Material provided »
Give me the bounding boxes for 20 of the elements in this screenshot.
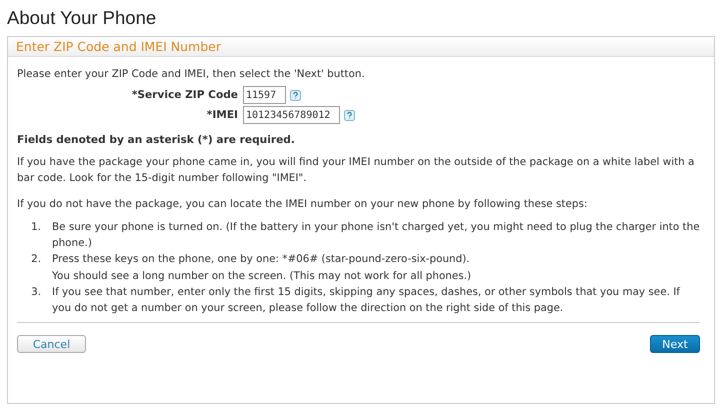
- step-number: 3.: [30, 285, 41, 300]
- next-button[interactable]: Next: [650, 335, 700, 353]
- input-field[interactable]: 11597: [243, 86, 286, 104]
- paragraph: If you have the package your phone came in, you will find your IMEI number on the outside of the package on a white label with a bar code. Look for the 15-digit number following "IMEI".: [17, 155, 696, 186]
- field-label: *Service ZIP Code: [130, 88, 238, 103]
- page-title: About Your Phone: [7, 6, 158, 30]
- step-text: Be sure your phone is turned on. (If the battery in your phone isn't charged yet, you might need to plug the charger into the phone.): [52, 220, 700, 251]
- step-text: Press these keys on the phone, one by one: *#06# (star-pound-zero-six-pound).: [52, 252, 471, 267]
- help-icon[interactable]: [344, 110, 356, 120]
- step-note: You should see a long number on the screen. (This may not work for all phones.): [52, 269, 472, 284]
- field-label: *IMEI: [206, 108, 238, 123]
- help-icon[interactable]: [290, 90, 300, 100]
- step-text: If you see that number, enter only the first 15 digits, skipping any spaces, dashes, or other symbols that you may see. If you do not get a number on your screen, please follow the direction on the right side of this page.: [52, 285, 682, 316]
- instruction-text: Please enter your ZIP Code and IMEI, then select the 'Next' button.: [17, 67, 366, 82]
- required-note: Fields denoted by an asterisk (*) are required.: [17, 133, 296, 148]
- paragraph: If you do not have the package, you can locate the IMEI number on your new phone by following these steps:: [17, 197, 588, 212]
- step-number: 2.: [30, 252, 41, 267]
- step-number: 1.: [30, 220, 41, 235]
- input-field[interactable]: 10123456789012: [243, 106, 340, 124]
- cancel-button[interactable]: Cancel: [17, 335, 86, 353]
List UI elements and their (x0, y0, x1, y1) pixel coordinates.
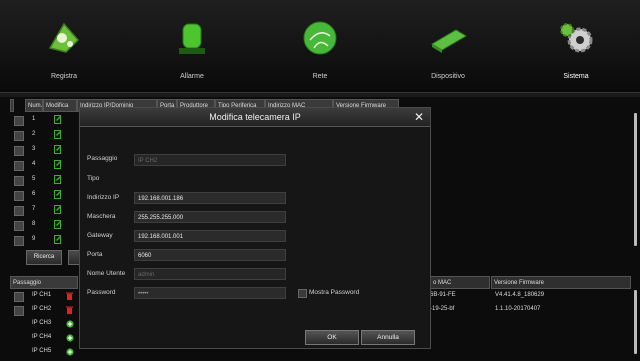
type-label: Tipo (87, 175, 100, 182)
row-checkbox[interactable] (14, 116, 24, 126)
bottom-header-channel: Passaggio (10, 276, 78, 289)
mac-address: 6B-91-FE (430, 292, 456, 298)
add-icon[interactable] (66, 320, 74, 328)
edit-icon[interactable] (54, 160, 62, 169)
nav-dispositivo[interactable]: Dispositivo (384, 0, 512, 92)
nav-label-dispositivo: Dispositivo (431, 73, 465, 80)
username-field: admin (134, 268, 286, 280)
channel-name: IP CH5 (32, 348, 52, 354)
ip-address-field[interactable]: 192.168.001.186 (134, 192, 286, 204)
row-checkbox[interactable] (14, 131, 24, 141)
channel-name: IP CH4 (32, 334, 52, 340)
row-number: 6 (32, 191, 36, 197)
subnet-mask-field[interactable]: 255.255.255.000 (134, 211, 286, 223)
edit-icon[interactable] (54, 175, 62, 184)
header-num: Num. (25, 99, 43, 112)
bottom-scrollbar[interactable] (634, 290, 637, 354)
row-checkbox[interactable] (14, 221, 24, 231)
globe-network-icon (303, 21, 337, 55)
row-checkbox[interactable] (14, 292, 24, 302)
edit-icon[interactable] (54, 220, 62, 229)
bottom-header-firmware: Versione Firmware (491, 276, 631, 289)
show-password-checkbox[interactable] (298, 289, 307, 298)
row-checkbox[interactable] (14, 236, 24, 246)
nav-allarme[interactable]: Allarme (128, 0, 256, 92)
nav-registra[interactable]: Registra (0, 0, 128, 92)
nav-label-registra: Registra (50, 73, 78, 80)
password-label: Password (87, 289, 116, 296)
row-number: 5 (32, 176, 36, 182)
nav-label-allarme: Allarme (180, 73, 204, 80)
row-number: 8 (32, 221, 36, 227)
gateway-field[interactable]: 192.168.001.001 (134, 230, 286, 242)
search-button[interactable]: Ricerca (26, 250, 62, 265)
delete-icon[interactable] (66, 306, 73, 314)
row-checkbox[interactable] (14, 191, 24, 201)
channel-name: IP CH3 (32, 320, 52, 326)
ok-button[interactable]: OK (305, 330, 359, 345)
row-number: 9 (32, 236, 36, 242)
row-number: 7 (32, 206, 36, 212)
row-number: 1 (32, 116, 36, 122)
edit-icon[interactable] (54, 145, 62, 154)
channel-label: Passaggio (87, 155, 118, 162)
edit-ip-camera-dialog: Modifica telecamera IP ✕ Passaggio IP CH… (79, 107, 431, 349)
hard-drive-icon (431, 29, 467, 53)
show-password-label: Mostra Password (309, 289, 360, 296)
channel-name: IP CH2 (32, 306, 52, 312)
edit-icon[interactable] (54, 130, 62, 139)
gateway-label: Gateway (87, 232, 113, 239)
edit-icon[interactable] (54, 115, 62, 124)
close-icon[interactable]: ✕ (414, 110, 424, 124)
row-number: 4 (32, 161, 36, 167)
nav-sistema[interactable]: Sistema (512, 0, 640, 92)
firmware-version: V4.41.4.8_180629 (495, 292, 545, 298)
channel-field: IP CH2 (134, 154, 286, 166)
row-checkbox[interactable] (14, 176, 24, 186)
bottom-header-mac: o MAC (430, 276, 490, 289)
row-checkbox[interactable] (14, 306, 24, 316)
alarm-light-icon (179, 23, 205, 54)
film-reel-icon (48, 22, 80, 53)
row-checkbox[interactable] (14, 206, 24, 216)
add-icon[interactable] (66, 334, 74, 342)
username-label: Nome Utente (87, 270, 126, 277)
nav-rete[interactable]: Rete (256, 0, 384, 92)
header-modifica: Modifica (43, 99, 77, 112)
gears-icon (560, 23, 593, 53)
mask-label: Maschera (87, 213, 116, 220)
add-icon[interactable] (66, 348, 74, 356)
edit-icon[interactable] (54, 190, 62, 199)
port-field[interactable]: 6060 (134, 249, 286, 261)
row-checkbox[interactable] (14, 161, 24, 171)
password-field[interactable]: ••••• (134, 287, 286, 299)
header-cell (10, 99, 14, 112)
port-label: Porta (87, 251, 103, 258)
dialog-title: Modifica telecamera IP (80, 108, 430, 127)
main-nav: Registra Allarme Rete Dispositivo Sistem… (0, 0, 640, 93)
cancel-button[interactable]: Annulla (361, 330, 415, 345)
channel-name: IP CH1 (32, 292, 52, 298)
row-number: 3 (32, 146, 36, 152)
nav-label-rete: Rete (312, 73, 328, 80)
nav-divider (0, 93, 640, 97)
edit-icon[interactable] (54, 235, 62, 244)
row-checkbox[interactable] (14, 146, 24, 156)
delete-icon[interactable] (66, 292, 73, 300)
edit-icon[interactable] (54, 205, 62, 214)
nav-label-sistema: Sistema (563, 73, 589, 80)
ip-label: Indirizzo IP (87, 194, 120, 201)
row-number: 2 (32, 131, 36, 137)
top-scrollbar[interactable] (634, 113, 637, 246)
mac-address: -19-25-bf (430, 306, 455, 312)
firmware-version: 1.1.10-20170407 (495, 306, 541, 312)
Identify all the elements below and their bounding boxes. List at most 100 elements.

Task brief » Retype the lines of the records from the line that contains "type-label: Tipo (87, 175, 100, 182)" through the line that contains "230, 286, 242)", including both of those lines, and give nothing else.

Solution to this problem »
type-label: Tipo (87, 175, 100, 182)
row-checkbox[interactable] (14, 116, 24, 126)
bottom-header-channel: Passaggio (10, 276, 78, 289)
mac-address: 6B-91-FE (430, 292, 456, 298)
add-icon[interactable] (66, 320, 74, 328)
edit-icon[interactable] (54, 160, 62, 169)
nav-dispositivo[interactable]: Dispositivo (384, 0, 512, 92)
nav-label-dispositivo: Dispositivo (431, 73, 465, 80)
username-field: admin (134, 268, 286, 280)
channel-name: IP CH5 (32, 348, 52, 354)
ip-address-field[interactable]: 192.168.001.186 (134, 192, 286, 204)
row-checkbox[interactable] (14, 131, 24, 141)
channel-name: IP CH4 (32, 334, 52, 340)
row-number: 6 (32, 191, 36, 197)
subnet-mask-field[interactable]: 255.255.255.000 (134, 211, 286, 223)
edit-icon[interactable] (54, 175, 62, 184)
header-num: Num. (25, 99, 43, 112)
bottom-scrollbar[interactable] (634, 290, 637, 354)
row-checkbox[interactable] (14, 221, 24, 231)
globe-network-icon (303, 21, 337, 55)
row-checkbox[interactable] (14, 292, 24, 302)
edit-icon[interactable] (54, 220, 62, 229)
bottom-header-firmware: Versione Firmware (491, 276, 631, 289)
show-password-checkbox[interactable] (298, 289, 307, 298)
row-checkbox[interactable] (14, 236, 24, 246)
nav-allarme[interactable]: Allarme (128, 0, 256, 92)
nav-registra[interactable]: Registra (0, 0, 128, 92)
nav-label-registra: Registra (50, 73, 78, 80)
password-label: Password (87, 289, 116, 296)
row-number: 5 (32, 176, 36, 182)
nav-label-allarme: Allarme (180, 73, 204, 80)
row-number: 8 (32, 221, 36, 227)
gateway-field[interactable]: 192.168.001.001 (134, 230, 286, 242)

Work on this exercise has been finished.